● Exercise prompt:
Check each line of the material. Copy those containing "ideas".
* * *
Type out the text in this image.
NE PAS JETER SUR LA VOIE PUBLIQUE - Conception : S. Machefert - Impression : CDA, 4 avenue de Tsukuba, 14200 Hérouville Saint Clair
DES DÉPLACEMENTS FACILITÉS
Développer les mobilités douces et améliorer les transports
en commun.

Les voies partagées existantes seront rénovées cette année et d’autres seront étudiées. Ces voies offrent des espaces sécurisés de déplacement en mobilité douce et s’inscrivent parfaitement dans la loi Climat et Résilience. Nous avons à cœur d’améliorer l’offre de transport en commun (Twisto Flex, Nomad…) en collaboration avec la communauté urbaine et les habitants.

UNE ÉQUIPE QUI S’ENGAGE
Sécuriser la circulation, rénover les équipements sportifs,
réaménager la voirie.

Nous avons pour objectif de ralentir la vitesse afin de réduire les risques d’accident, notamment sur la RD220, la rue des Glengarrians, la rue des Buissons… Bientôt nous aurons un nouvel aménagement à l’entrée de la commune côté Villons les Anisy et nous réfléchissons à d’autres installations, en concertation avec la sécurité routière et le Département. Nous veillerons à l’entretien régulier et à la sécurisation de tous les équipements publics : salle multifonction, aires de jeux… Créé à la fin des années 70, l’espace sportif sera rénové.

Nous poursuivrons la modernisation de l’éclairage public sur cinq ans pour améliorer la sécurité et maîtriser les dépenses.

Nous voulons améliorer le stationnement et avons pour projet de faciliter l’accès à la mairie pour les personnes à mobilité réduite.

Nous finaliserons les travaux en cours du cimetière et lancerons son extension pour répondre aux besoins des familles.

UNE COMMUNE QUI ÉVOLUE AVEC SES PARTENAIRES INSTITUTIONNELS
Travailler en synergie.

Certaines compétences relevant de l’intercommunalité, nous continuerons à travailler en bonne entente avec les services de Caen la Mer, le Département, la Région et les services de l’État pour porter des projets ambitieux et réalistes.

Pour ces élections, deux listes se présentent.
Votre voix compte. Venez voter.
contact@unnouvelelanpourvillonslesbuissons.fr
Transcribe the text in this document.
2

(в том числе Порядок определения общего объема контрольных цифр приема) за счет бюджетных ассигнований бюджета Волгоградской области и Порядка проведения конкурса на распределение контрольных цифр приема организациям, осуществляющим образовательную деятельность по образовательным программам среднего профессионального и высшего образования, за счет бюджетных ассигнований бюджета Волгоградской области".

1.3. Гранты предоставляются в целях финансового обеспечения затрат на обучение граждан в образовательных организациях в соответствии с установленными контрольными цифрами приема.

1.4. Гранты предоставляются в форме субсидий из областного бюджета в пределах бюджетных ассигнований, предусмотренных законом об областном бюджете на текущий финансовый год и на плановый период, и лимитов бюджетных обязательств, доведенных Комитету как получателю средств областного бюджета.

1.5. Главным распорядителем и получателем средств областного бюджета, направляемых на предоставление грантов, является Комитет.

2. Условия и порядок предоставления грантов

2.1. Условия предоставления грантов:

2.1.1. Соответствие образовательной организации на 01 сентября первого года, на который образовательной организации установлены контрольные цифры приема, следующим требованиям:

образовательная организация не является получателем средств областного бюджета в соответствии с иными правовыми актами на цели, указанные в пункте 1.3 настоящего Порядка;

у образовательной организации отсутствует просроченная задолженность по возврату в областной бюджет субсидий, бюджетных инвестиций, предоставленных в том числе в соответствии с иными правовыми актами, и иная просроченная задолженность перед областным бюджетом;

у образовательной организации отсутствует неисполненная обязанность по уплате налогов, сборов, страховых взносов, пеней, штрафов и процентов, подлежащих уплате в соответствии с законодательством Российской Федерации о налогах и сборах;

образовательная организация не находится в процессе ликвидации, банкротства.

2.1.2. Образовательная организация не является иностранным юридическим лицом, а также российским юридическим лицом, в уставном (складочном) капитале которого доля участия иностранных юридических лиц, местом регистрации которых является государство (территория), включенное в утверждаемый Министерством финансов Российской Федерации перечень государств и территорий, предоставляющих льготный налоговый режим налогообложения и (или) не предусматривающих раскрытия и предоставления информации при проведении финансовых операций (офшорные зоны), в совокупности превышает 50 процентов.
* * *
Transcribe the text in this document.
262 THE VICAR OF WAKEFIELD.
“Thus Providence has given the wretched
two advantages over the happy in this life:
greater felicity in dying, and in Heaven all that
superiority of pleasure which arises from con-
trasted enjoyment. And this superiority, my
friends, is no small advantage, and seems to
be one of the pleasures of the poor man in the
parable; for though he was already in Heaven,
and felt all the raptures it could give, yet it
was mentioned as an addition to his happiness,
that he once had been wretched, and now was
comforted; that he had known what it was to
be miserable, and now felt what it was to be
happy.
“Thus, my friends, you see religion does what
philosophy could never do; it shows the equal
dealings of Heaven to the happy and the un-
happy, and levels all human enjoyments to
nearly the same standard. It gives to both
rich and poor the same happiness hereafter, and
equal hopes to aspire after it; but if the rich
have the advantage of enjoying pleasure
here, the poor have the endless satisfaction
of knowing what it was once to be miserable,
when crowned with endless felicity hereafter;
* * *
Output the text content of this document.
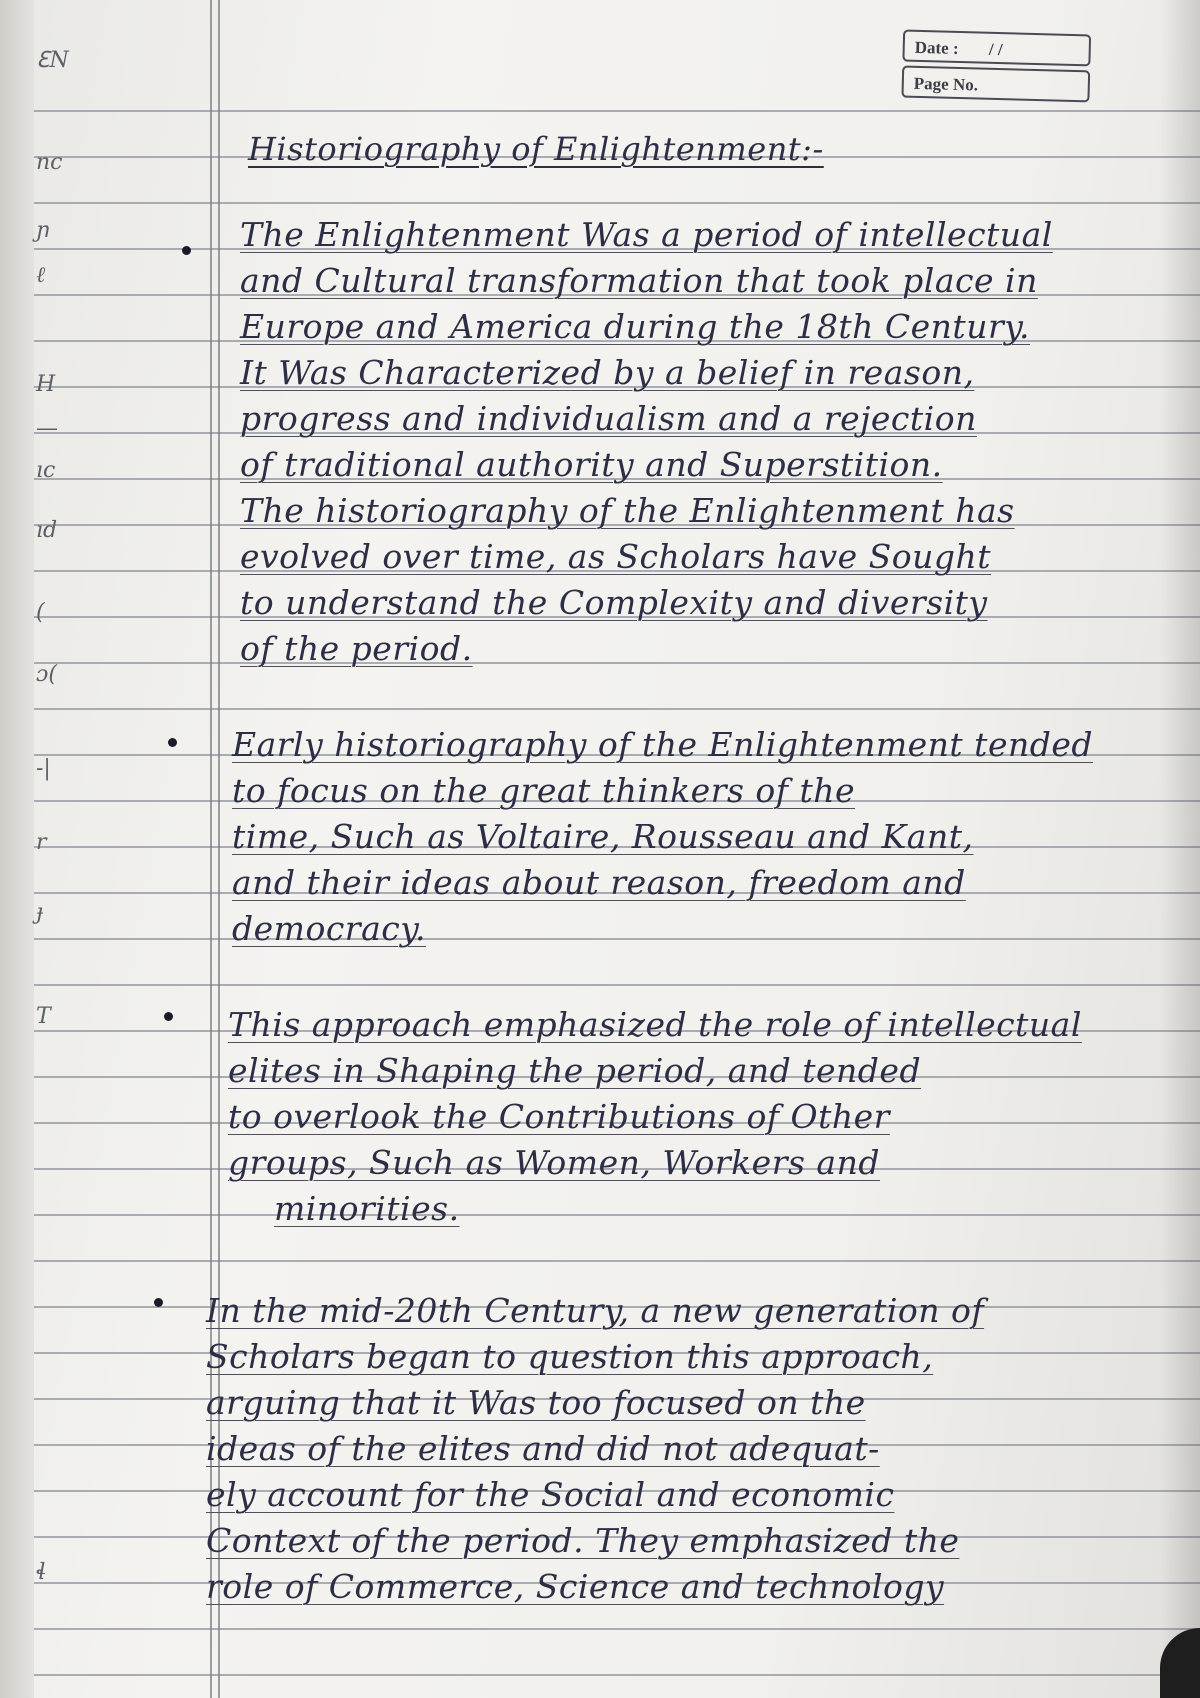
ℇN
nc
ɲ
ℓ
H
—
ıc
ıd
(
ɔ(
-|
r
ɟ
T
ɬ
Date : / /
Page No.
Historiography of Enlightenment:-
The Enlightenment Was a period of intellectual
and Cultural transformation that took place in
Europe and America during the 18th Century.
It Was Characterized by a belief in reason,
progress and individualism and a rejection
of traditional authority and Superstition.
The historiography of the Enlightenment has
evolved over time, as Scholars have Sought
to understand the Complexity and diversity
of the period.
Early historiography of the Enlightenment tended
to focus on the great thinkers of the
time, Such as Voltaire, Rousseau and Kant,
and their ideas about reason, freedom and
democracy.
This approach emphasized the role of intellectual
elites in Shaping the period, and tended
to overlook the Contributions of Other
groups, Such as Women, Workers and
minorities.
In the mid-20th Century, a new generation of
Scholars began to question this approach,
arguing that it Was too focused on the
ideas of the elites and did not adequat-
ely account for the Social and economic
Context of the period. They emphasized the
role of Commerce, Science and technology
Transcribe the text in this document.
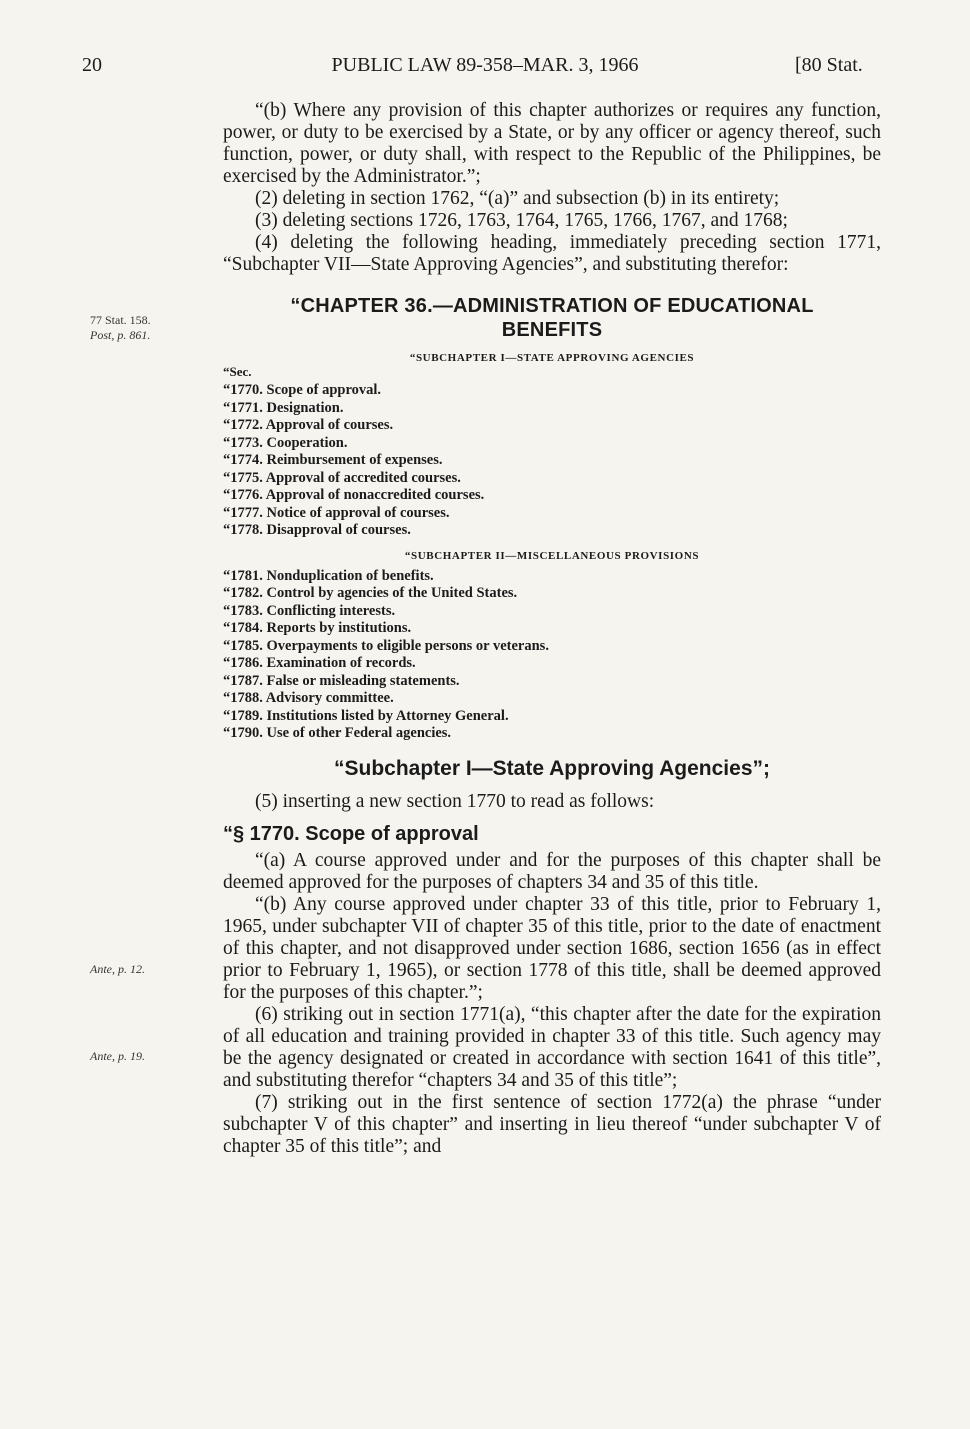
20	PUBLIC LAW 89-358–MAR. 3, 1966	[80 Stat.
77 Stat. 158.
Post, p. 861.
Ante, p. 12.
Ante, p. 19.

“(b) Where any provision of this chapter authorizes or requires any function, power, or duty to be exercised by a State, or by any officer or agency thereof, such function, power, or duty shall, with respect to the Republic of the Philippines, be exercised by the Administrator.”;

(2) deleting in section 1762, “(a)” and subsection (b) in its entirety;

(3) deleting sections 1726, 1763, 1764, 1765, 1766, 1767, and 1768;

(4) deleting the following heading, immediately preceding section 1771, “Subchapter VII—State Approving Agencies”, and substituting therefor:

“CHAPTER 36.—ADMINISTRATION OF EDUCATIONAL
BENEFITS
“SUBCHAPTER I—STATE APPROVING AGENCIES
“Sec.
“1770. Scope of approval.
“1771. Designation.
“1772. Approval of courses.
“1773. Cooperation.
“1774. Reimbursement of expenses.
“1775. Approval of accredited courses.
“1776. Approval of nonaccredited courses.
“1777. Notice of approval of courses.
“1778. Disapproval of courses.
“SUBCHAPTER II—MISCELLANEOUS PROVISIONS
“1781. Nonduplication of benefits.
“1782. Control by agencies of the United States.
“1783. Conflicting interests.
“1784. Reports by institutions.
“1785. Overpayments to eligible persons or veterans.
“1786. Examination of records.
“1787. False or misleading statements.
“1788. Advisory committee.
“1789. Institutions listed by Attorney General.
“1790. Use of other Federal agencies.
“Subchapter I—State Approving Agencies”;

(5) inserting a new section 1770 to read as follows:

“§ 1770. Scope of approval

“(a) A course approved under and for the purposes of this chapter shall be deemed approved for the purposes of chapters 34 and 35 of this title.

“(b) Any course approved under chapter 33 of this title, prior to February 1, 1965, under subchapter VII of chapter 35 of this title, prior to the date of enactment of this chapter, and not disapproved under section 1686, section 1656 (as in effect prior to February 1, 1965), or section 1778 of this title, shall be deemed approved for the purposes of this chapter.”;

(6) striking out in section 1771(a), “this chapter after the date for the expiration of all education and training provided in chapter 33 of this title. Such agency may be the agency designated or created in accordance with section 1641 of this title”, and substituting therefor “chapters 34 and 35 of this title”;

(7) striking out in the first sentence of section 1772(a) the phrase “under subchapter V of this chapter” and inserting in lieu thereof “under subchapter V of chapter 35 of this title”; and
* * *
● Right answer:
and their ideas about reason, freedom and
ideas of the elites and did not adequat-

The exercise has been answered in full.